**What the task requires**
Return the entries below verbatim. Pictures stay out.

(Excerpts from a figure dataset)
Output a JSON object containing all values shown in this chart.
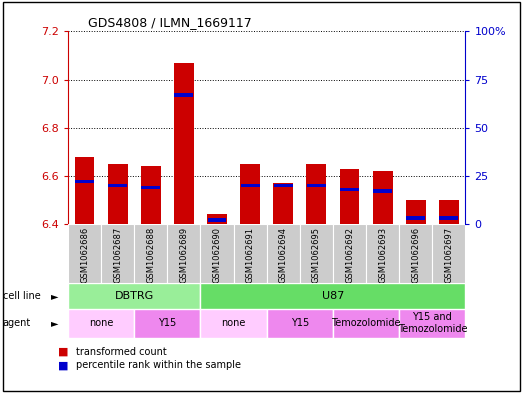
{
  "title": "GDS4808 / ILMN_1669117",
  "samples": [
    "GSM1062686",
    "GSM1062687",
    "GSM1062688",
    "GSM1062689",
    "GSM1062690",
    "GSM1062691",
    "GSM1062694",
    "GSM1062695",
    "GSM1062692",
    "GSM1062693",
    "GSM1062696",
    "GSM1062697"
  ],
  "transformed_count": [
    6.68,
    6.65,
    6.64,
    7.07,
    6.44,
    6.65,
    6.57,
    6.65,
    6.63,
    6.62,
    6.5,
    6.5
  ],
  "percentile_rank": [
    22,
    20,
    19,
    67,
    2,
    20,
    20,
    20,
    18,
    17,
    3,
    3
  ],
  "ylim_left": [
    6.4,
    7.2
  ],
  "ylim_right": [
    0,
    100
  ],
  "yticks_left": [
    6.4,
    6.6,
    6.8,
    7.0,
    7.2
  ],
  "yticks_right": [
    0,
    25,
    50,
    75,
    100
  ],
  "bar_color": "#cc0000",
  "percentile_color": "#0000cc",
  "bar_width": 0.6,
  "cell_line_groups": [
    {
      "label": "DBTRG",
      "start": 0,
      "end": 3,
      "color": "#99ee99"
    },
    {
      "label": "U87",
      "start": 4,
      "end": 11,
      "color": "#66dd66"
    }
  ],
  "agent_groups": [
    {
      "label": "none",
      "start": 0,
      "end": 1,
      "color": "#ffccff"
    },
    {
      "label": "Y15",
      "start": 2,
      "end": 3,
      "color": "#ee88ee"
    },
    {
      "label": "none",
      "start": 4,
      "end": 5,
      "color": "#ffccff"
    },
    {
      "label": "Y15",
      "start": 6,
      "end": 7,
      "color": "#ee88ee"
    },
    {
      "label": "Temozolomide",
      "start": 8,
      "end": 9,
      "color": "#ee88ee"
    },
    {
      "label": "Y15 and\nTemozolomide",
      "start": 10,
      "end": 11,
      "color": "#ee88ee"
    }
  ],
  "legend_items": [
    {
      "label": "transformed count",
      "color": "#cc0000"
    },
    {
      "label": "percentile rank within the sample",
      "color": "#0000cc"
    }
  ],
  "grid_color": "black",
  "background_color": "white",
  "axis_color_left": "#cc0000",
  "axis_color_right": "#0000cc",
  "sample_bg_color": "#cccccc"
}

**Task output**
Output a JSON object containing all values shown in this chart.
{
  "title": "GDS4808 / ILMN_1669117",
  "samples": [
    "GSM1062686",
    "GSM1062687",
    "GSM1062688",
    "GSM1062689",
    "GSM1062690",
    "GSM1062691",
    "GSM1062694",
    "GSM1062695",
    "GSM1062692",
    "GSM1062693",
    "GSM1062696",
    "GSM1062697"
  ],
  "transformed_count": [
    6.68,
    6.65,
    6.64,
    7.07,
    6.44,
    6.65,
    6.57,
    6.65,
    6.63,
    6.62,
    6.5,
    6.5
  ],
  "percentile_rank": [
    22,
    20,
    19,
    67,
    2,
    20,
    20,
    20,
    18,
    17,
    3,
    3
  ],
  "ylim_left": [
    6.4,
    7.2
  ],
  "ylim_right": [
    0,
    100
  ],
  "yticks_left": [
    6.4,
    6.6,
    6.8,
    7.0,
    7.2
  ],
  "yticks_right": [
    0,
    25,
    50,
    75,
    100
  ],
  "bar_color": "#cc0000",
  "percentile_color": "#0000cc",
  "bar_width": 0.6,
  "cell_line_groups": [
    {
      "label": "DBTRG",
      "start": 0,
      "end": 3,
      "color": "#99ee99"
    },
    {
      "label": "U87",
      "start": 4,
      "end": 11,
      "color": "#66dd66"
    }
  ],
  "agent_groups": [
    {
      "label": "none",
      "start": 0,
      "end": 1,
      "color": "#ffccff"
    },
    {
      "label": "Y15",
      "start": 2,
      "end": 3,
      "color": "#ee88ee"
    },
    {
      "label": "none",
      "start": 4,
      "end": 5,
      "color": "#ffccff"
    },
    {
      "label": "Y15",
      "start": 6,
      "end": 7,
      "color": "#ee88ee"
    },
    {
      "label": "Temozolomide",
      "start": 8,
      "end": 9,
      "color": "#ee88ee"
    },
    {
      "label": "Y15 and\nTemozolomide",
      "start": 10,
      "end": 11,
      "color": "#ee88ee"
    }
  ],
  "legend_items": [
    {
      "label": "transformed count",
      "color": "#cc0000"
    },
    {
      "label": "percentile rank within the sample",
      "color": "#0000cc"
    }
  ],
  "grid_color": "black",
  "background_color": "white",
  "axis_color_left": "#cc0000",
  "axis_color_right": "#0000cc",
  "sample_bg_color": "#cccccc"
}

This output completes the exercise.